Retype the listing that follows, word for word.

Material to process:
***
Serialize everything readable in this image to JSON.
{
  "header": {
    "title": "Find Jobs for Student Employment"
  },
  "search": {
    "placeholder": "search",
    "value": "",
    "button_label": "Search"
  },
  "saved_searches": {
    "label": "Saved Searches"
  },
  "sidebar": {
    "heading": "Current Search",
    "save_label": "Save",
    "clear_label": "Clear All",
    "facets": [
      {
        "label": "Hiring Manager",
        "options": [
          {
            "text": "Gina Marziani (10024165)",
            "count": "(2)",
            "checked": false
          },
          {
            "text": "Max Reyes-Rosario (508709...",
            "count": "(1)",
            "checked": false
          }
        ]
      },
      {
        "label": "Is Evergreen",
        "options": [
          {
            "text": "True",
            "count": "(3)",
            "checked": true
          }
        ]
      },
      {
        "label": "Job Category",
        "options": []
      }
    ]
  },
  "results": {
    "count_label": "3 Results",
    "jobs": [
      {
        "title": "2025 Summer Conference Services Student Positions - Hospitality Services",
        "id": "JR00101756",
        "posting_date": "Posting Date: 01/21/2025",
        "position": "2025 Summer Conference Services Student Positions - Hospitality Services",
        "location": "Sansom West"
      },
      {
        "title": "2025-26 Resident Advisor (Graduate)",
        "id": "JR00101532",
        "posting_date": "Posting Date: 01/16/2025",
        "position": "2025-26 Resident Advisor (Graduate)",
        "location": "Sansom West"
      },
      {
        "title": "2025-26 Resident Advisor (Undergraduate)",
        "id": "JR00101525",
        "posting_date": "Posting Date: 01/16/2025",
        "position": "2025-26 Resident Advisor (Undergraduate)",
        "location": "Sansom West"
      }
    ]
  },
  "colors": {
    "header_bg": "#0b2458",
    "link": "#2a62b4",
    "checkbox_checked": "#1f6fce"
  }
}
***
Result of the exercise:
Serialize everything readable in this image to JSON.
{
  "header": {
    "title": "Find Jobs for Student Employment"
  },
  "search": {
    "placeholder": "search",
    "value": "",
    "button_label": "Search"
  },
  "saved_searches": {
    "label": "Saved Searches"
  },
  "sidebar": {
    "heading": "Current Search",
    "save_label": "Save",
    "clear_label": "Clear All",
    "facets": [
      {
        "label": "Hiring Manager",
        "options": [
          {
            "text": "Gina Marziani (10024165)",
            "count": "(2)",
            "checked": false
          },
          {
            "text": "Max Reyes-Rosario (508709...",
            "count": "(1)",
            "checked": false
          }
        ]
      },
      {
        "label": "Is Evergreen",
        "options": [
          {
            "text": "True",
            "count": "(3)",
            "checked": true
          }
        ]
      },
      {
        "label": "Job Category",
        "options": []
      }
    ]
  },
  "results": {
    "count_label": "3 Results",
    "jobs": [
      {
        "title": "2025 Summer Conference Services Student Positions - Hospitality Services",
        "id": "JR00101756",
        "posting_date": "Posting Date: 01/21/2025",
        "position": "2025 Summer Conference Services Student Positions - Hospitality Services",
        "location": "Sansom West"
      },
      {
        "title": "2025-26 Resident Advisor (Graduate)",
        "id": "JR00101532",
        "posting_date": "Posting Date: 01/16/2025",
        "position": "2025-26 Resident Advisor (Graduate)",
        "location": "Sansom West"
      },
      {
        "title": "2025-26 Resident Advisor (Undergraduate)",
        "id": "JR00101525",
        "posting_date": "Posting Date: 01/16/2025",
        "position": "2025-26 Resident Advisor (Undergraduate)",
        "location": "Sansom West"
      }
    ]
  },
  "colors": {
    "header_bg": "#0b2458",
    "link": "#2a62b4",
    "checkbox_checked": "#1f6fce"
  }
}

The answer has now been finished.